SELECTED EXCERPT
• • • •
Several GS methodologies to predict GEBV have been proposed, which differ in prior assumptions on the distribution of the effects of the SNPs [19]. For example, in genomic best linear unbiased prediction (G-BLUP), marker effects are assumed to be normally distributed, which implies that there is a large number of QTL underlying the trait, each with a small effect [20]. In Bayesian Lasso, marker effects are assumed to follow a double exponential distribution [24], which implies that a large proportion of the markers have an effect close to zero and a small proportion have moderate to large effects [19]. In Bayes C, only a fraction of the markers is assumed to have an effect and, all these are assumed to have a common variance, instead of locus-specific variances [25].

Genomic selection has been tested with real data in salmonid species in a few studies [2629] that have evaluated growth, fillet color and disease resistance traits. In this study, we compared accuracies of pedigree-based BLUP EBV with those obtained with Bayesian and G-BLUP methods for C. rogercresseyi resistance, using data from 2404 individuals and a 50 K genotyping array.

Methods

Phenotypic records

Phenotype data were available for 2404 Atlantic salmon smolts from 118 families (i.e. progeny of 118 dams and 40 sires) from the breeding population of Salmones Chaicas, Xth Region, Chile. These individuals were experimentally challenged with C. rogercresseyi. The average number of fish per family was 22 and ranged from 9 to 24, and the average weight of fish was 274.9 g (SD = 90.6 g). The fish were tagged with passive integrated transponders, acclimated, and then distributed to three replicate tanks. The challenge test was carried out as described previously [1416]. Briefly, infestation with the parasite was carried out by using 13 to 24 copepodids per fish and stopping the water flow for 6 h after infestation. The challenge lasted 6 days; then, fish were euthanized and fins from each fish were collected and fixed for processing and lice counting. The resistance trait was defined as the count of sessile lice per fish on all fins after the infestation period, since that is highly representative of the total lice count on the fish [14]. Experimental tank and final body weight were recorded for each fish.

Genotypes

Genotype data were available from a previous study [16]. Briefly, genomic DNA was extracted from fin clips using a commercial kit (DNeasy Blood and Tissue, Qiagen), quality controlled and quantified. All phenotyped fish were genotyped using a 50 K SNP Affymetrix® Axiom® myDesign™ Genotyping Array designed by Aquainnovo and the University of Chile. More details about the SNPs included in the 50 K array are in Correa et al. [30] and Yáñez et al. [31, 32].

The genotypes were quality controlled using the Affymetrix Genotyping Console and the SNPolisher R package following the Axiom® Genotyping Solution Data Analysis Guide [33]. Additional quality control steps were conducted by filtering out SNPs with a Hardy–Weinberg equilibrium test p value less than 0.00001, an SNP call rate lower than 0.95 and a minor allele frequency lower than 0.01.
• • • •
PROVIDED DATA
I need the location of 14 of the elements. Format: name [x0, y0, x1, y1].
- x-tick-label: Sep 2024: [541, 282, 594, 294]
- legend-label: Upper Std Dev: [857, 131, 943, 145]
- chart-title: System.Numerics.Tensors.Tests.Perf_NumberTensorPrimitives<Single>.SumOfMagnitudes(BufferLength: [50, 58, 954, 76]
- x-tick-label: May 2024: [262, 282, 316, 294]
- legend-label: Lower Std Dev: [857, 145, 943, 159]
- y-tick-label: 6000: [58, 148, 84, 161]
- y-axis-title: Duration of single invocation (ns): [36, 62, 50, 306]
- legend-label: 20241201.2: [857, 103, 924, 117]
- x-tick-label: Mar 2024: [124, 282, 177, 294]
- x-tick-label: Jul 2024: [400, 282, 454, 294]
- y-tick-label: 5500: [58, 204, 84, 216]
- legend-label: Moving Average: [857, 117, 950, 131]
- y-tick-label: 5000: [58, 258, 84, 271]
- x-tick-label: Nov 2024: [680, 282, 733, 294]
• • • •
LIST OF TASKS
A. In the salmon lice excerpt above, translate this sentence into Spanish: "The fish were tagged with passive integrated transponders, acclimated, and then distributed to three replicate tanks."
B. Turn the paragraph of the salmon lice excerpt that begins "Phenotype data were available" into a short bulleted list that keeps its main facts.
C. Go on writing the salmon lice excerpt, starting right after its final sentence.

ACTIVITY ANSWERS
A. Los peces fueron marcados con transpondedores pasivos integrados, aclimatados y luego distribuidos en tres tanques replicados.

B.
- Phenotype data came from 2404 Atlantic salmon smolts in 118 families (118 dams, 40 sires) from the Salmones Chaicas breeding population, Xth Region, Chile.
- The fish were experimentally challenged with C. rogercresseyi.
- Families averaged 22 fish (range 9 to 24), and fish averaged 274.9 g (SD = 90.6 g).
- Fish were tagged with passive integrated transponders, acclimated and split across three replicate tanks.
- Each fish was infested with 13 to 24 copepodids, and water flow was stopped for 6 h afterward.
- After 6 days, the fish were euthanized, and their fins were collected and fixed for lice counting.
- Resistance was defined as the count of sessile lice on all fins, which closely reflects the total lice count.
- Experimental tank and final body weight were recorded for each fish.

C.
Estimation of breeding values

The conventional pedigree-based approach, P-BLUP, was used as the control for genomic evaluations, and EBV for each individual were obtained using a linear mixed model implemented in BLUPF90 [34]. The model used was as follows:
$${\mathbf{y}} = {\mathbf{X}}{\boldsymbol{\upbeta}} + {\mathbf{Tg}} + {\mathbf{e}},$$
where y is a vector of phenotypes (lice count on fins), β is a vector of fixed effects (mean, tank and body weight effects), g is a vector of random additive polygenic genetic effects that follows a normal distribution ~\(N({\mathbf{0, A}}\sigma_{{\mathbf{g}}}^{2} )\), X and T are incidence matrices, A is the pedigree additive relationship matrix, and e is the residual [35].

The genomic EBV (GEBV) for each individual were estimated using three different GS models: G-BLUP, Bayesian Lasso and Bayes C. G-BLUP was as implemented in the BLUPF90 software [34]. G-BLUP is a modification of the BLUP method, where the numerator relationship matrix A is replaced by a genomic relationship matrix G, as described by VanRaden [36].

For Bayesian methods, marker and additive polygenic effects were estimated jointly using the following model implemented in the GS3 software [37]:
$${\mathbf{y}} = {\mathbf{X}}{\boldsymbol{\upbeta }} + {\mathbf{Z}}{\boldsymbol{\upalpha }} + {\mathbf{Tg}} + {\mathbf{e}},$$
where α is a vector of random marker allele substitution effects and Z is the corresponding incidence matrix. The Gibbs sampler was run using 100,000 iterations with a burn-in of 20,000 iterations. Priors were drawn from double—exponential and scaled—inverse χ 2 distributions, for Bayesian Lasso and Bayes C, respectively. Bayesian GEBV were estimated as the sum of the polygenic and marker effects.

Pedigree (P-BLUP) and genomic (G-BLUP) heritabilities were calculated using the AIREMLF90 software [34] as follows: \(h^{2} = \sigma_{{\mathbf{g}}}^{2} /(\sigma_{{\mathbf{g}}}^{2} + \sigma_{{\mathbf{e}}}^{2} )\), where \(\sigma_{{\mathbf{g}}}^{2}\) is the estimate of the additive genetic variance and \(\sigma_{{\mathbf{e}}}^{2}\) is the estimate of the residual variance.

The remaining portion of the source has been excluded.